Data entries:
***
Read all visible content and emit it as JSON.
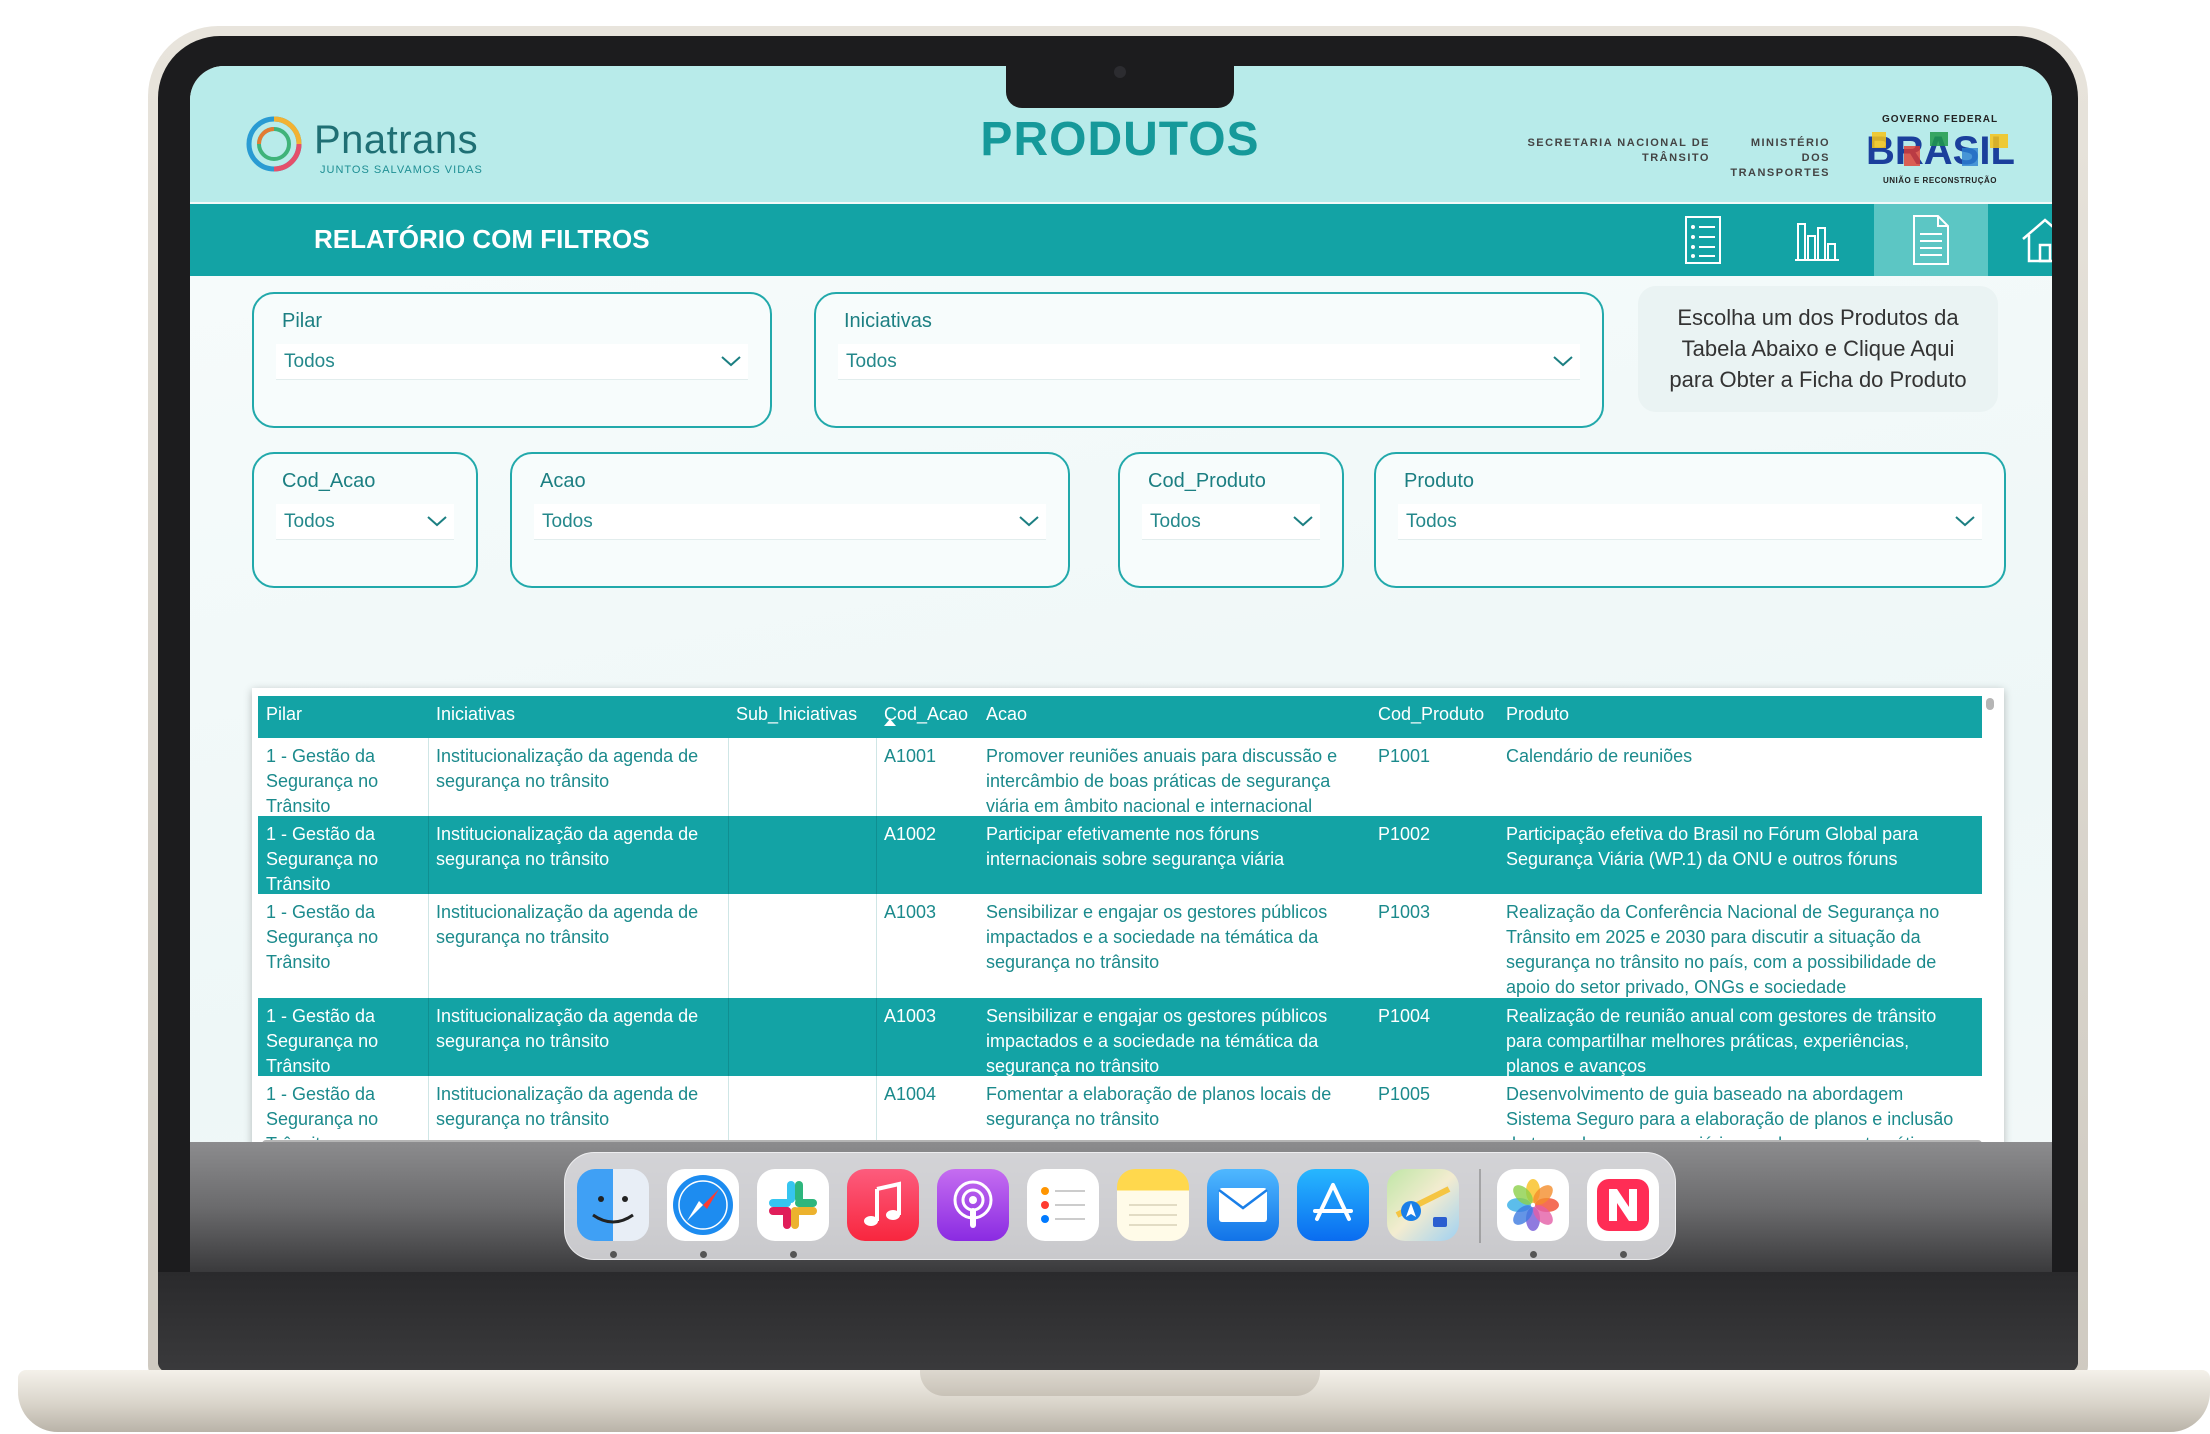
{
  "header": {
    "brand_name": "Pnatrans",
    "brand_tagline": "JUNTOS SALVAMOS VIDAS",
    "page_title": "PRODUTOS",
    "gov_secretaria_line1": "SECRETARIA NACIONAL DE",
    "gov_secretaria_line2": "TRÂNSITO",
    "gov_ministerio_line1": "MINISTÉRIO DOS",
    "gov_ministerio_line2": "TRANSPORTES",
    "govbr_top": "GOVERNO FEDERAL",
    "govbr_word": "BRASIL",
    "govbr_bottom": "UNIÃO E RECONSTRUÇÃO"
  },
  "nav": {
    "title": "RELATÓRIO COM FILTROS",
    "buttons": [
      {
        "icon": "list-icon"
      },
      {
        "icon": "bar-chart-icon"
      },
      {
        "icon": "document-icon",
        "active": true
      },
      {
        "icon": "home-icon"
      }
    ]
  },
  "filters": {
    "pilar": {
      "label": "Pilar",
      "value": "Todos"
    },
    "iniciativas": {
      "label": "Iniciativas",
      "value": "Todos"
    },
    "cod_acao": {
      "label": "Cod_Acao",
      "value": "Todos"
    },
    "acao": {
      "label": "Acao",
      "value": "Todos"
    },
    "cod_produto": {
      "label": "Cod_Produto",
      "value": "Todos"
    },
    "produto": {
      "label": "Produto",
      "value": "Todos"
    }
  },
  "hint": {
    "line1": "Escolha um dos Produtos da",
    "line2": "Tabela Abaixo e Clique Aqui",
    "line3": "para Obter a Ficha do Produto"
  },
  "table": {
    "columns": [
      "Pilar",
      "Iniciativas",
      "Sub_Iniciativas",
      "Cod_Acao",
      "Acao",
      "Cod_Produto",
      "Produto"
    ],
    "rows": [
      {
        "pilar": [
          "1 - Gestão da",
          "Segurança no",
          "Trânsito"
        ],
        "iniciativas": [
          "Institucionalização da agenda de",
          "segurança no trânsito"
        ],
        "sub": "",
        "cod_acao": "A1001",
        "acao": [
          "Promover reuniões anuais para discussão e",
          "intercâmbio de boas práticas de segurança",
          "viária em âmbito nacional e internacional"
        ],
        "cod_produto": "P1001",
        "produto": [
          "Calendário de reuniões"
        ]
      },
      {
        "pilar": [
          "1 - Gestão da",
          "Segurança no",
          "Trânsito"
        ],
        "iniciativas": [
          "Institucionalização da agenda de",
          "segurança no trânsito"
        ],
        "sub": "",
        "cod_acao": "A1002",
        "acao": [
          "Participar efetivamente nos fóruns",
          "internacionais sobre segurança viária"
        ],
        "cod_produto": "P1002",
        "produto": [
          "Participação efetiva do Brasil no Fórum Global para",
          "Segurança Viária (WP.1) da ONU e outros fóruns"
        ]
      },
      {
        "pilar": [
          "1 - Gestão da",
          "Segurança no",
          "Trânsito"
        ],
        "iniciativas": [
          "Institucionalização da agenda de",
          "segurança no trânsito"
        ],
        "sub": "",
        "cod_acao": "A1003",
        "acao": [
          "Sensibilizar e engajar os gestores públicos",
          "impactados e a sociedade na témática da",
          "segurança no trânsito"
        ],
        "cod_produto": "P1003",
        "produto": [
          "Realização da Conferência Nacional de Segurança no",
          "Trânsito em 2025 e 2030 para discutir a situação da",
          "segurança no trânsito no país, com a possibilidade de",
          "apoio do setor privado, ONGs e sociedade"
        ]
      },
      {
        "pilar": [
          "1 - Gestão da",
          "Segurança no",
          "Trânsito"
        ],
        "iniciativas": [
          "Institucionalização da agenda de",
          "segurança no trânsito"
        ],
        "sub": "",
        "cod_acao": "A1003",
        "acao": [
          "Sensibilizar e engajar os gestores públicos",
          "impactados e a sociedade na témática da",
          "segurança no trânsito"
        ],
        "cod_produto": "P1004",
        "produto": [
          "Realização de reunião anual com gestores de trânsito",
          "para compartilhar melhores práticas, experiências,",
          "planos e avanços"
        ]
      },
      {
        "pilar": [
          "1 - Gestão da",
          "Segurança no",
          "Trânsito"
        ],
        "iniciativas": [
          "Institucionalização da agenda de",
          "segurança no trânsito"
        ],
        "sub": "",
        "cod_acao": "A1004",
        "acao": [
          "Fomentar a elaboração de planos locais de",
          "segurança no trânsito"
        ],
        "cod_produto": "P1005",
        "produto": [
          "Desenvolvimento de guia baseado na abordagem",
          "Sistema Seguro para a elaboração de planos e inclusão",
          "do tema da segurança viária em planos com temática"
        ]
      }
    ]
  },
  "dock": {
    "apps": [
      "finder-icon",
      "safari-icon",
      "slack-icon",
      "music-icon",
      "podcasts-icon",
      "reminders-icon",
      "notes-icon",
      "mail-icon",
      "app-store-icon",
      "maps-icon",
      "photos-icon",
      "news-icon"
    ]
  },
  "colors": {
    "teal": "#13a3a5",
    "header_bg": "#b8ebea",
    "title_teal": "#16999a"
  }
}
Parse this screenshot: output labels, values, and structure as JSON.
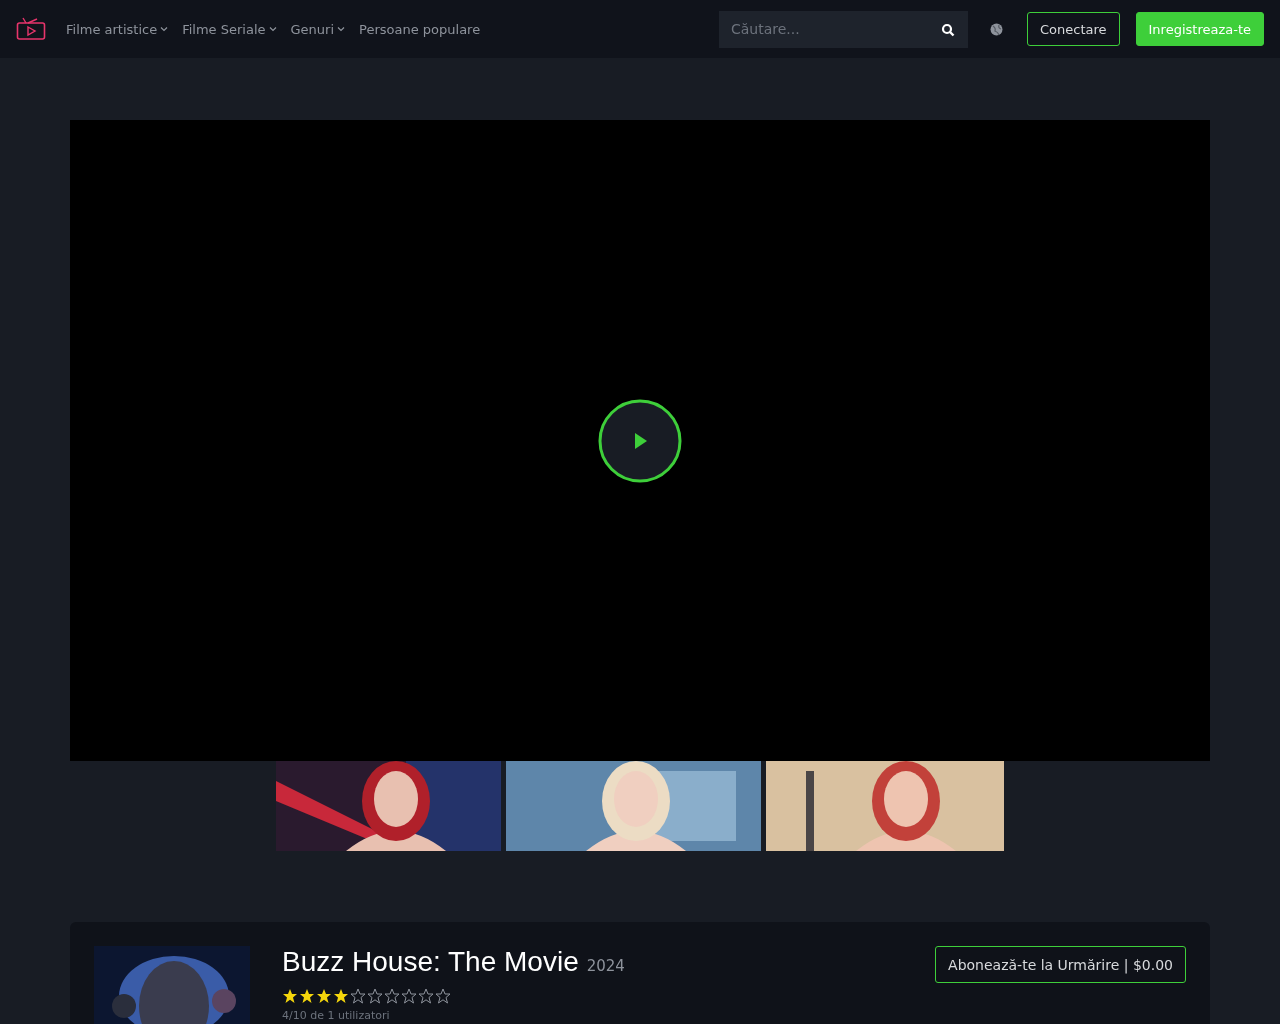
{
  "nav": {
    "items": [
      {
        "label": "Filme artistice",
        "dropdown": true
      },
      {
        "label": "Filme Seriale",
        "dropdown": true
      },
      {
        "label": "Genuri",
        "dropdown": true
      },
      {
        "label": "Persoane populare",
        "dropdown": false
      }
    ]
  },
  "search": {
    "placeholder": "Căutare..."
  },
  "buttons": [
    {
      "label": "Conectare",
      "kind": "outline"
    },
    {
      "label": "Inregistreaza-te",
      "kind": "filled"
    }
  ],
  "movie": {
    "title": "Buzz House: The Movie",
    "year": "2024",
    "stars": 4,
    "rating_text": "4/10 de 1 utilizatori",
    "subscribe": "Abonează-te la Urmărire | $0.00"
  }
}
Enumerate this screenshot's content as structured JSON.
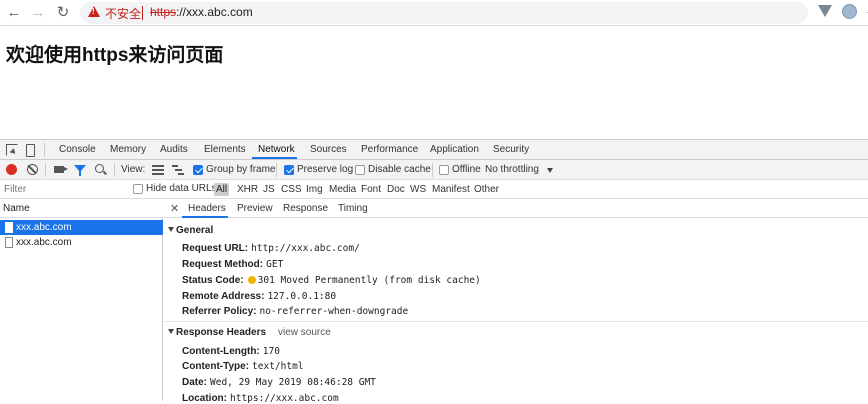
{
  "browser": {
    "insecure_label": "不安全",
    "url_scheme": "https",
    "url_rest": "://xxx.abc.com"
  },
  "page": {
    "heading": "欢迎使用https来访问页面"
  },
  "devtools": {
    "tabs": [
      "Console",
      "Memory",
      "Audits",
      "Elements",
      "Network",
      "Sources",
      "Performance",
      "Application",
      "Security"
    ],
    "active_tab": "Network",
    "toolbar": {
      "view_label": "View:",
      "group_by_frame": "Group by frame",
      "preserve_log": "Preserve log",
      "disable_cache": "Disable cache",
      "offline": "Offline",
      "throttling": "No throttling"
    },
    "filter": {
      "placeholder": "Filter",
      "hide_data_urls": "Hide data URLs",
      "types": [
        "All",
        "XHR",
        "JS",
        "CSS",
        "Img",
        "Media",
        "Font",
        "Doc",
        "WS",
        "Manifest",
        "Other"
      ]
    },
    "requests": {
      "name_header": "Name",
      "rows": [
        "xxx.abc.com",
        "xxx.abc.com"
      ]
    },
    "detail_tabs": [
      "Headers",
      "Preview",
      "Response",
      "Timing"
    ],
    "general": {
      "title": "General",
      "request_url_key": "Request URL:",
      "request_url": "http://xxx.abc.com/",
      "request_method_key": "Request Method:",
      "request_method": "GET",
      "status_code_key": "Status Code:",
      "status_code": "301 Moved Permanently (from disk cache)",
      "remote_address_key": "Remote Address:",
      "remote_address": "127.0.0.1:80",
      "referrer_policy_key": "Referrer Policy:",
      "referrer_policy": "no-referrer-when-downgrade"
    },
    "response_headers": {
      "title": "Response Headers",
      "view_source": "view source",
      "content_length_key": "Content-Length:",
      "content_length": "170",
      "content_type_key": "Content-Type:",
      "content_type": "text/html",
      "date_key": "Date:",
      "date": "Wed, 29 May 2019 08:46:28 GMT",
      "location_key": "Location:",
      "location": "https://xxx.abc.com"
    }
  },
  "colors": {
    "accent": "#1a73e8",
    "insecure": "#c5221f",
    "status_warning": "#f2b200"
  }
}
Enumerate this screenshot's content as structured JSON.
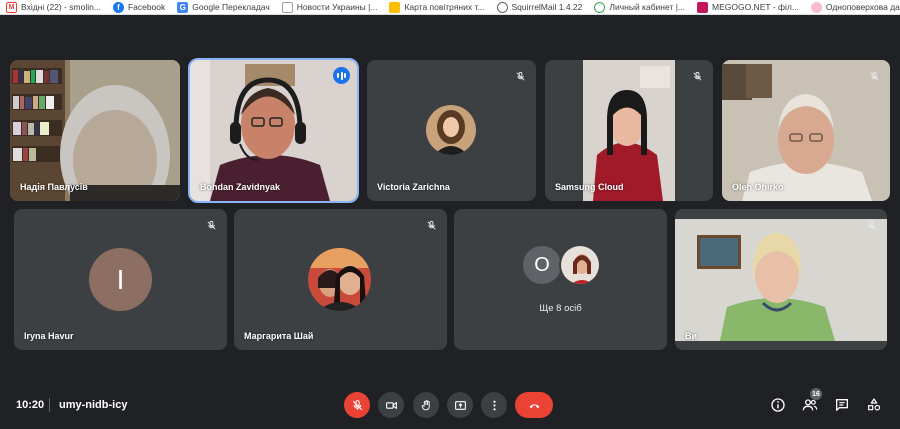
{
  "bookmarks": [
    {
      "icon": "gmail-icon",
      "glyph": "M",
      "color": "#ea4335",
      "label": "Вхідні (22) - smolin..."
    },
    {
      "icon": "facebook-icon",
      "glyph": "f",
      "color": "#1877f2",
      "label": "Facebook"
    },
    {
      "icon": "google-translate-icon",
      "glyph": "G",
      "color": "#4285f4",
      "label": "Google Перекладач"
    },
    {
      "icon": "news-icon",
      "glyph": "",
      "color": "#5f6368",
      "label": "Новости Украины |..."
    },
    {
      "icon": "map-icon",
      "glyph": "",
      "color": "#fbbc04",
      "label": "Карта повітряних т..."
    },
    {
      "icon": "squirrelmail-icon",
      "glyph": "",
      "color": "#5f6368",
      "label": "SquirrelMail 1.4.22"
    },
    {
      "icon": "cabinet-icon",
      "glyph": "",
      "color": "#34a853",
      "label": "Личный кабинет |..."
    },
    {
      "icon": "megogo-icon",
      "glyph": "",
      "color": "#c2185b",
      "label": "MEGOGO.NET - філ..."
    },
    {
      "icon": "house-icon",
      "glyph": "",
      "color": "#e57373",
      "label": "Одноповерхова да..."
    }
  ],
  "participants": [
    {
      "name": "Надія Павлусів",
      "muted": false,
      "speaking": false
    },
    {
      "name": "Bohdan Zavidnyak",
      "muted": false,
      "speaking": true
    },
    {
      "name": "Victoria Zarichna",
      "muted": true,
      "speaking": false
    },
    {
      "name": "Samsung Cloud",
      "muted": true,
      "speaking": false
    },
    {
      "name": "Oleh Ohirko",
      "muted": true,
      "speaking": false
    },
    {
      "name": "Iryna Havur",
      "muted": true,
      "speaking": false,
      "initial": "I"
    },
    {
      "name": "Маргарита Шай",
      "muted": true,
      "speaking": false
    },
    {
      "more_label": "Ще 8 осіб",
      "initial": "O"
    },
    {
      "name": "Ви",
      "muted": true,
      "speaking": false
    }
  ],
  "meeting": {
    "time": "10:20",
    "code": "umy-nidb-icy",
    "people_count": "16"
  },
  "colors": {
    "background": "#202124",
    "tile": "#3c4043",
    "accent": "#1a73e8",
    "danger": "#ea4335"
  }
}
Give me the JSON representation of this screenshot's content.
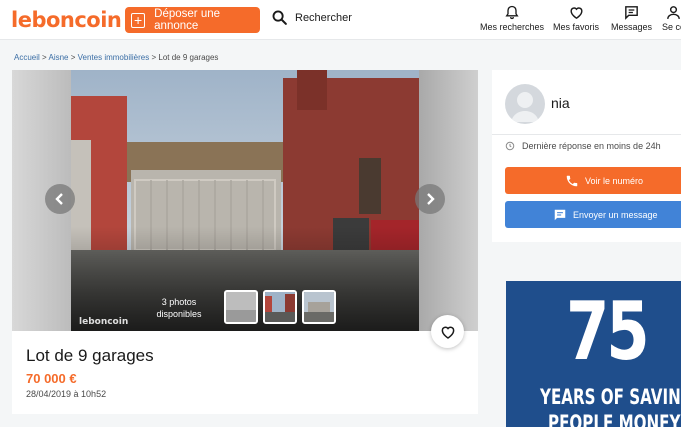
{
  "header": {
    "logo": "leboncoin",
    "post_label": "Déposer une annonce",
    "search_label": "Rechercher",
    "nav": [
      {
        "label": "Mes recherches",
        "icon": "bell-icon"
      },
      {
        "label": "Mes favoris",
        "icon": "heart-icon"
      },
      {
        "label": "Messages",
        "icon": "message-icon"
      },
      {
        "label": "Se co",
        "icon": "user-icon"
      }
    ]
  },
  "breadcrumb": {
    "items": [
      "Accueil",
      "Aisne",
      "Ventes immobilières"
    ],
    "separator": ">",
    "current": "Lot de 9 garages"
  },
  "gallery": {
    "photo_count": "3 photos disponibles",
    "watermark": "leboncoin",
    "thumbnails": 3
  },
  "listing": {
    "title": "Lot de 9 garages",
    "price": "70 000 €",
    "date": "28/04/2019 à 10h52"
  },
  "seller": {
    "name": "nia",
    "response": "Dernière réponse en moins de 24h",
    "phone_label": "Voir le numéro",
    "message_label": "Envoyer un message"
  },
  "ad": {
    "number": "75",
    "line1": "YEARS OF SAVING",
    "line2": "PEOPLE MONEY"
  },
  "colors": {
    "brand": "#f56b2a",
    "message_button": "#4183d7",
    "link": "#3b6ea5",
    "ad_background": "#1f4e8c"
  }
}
***
Problem details:
Show every line from the entries above in which the word "this" appears.

Written response:
Parse this screenshot: output labels, values, and structure as JSON.
Enumerate this screenshot's content as structured JSON.
Enumerate this screenshot's content as structured JSON.
Give me the JSON representation of this screenshot's content.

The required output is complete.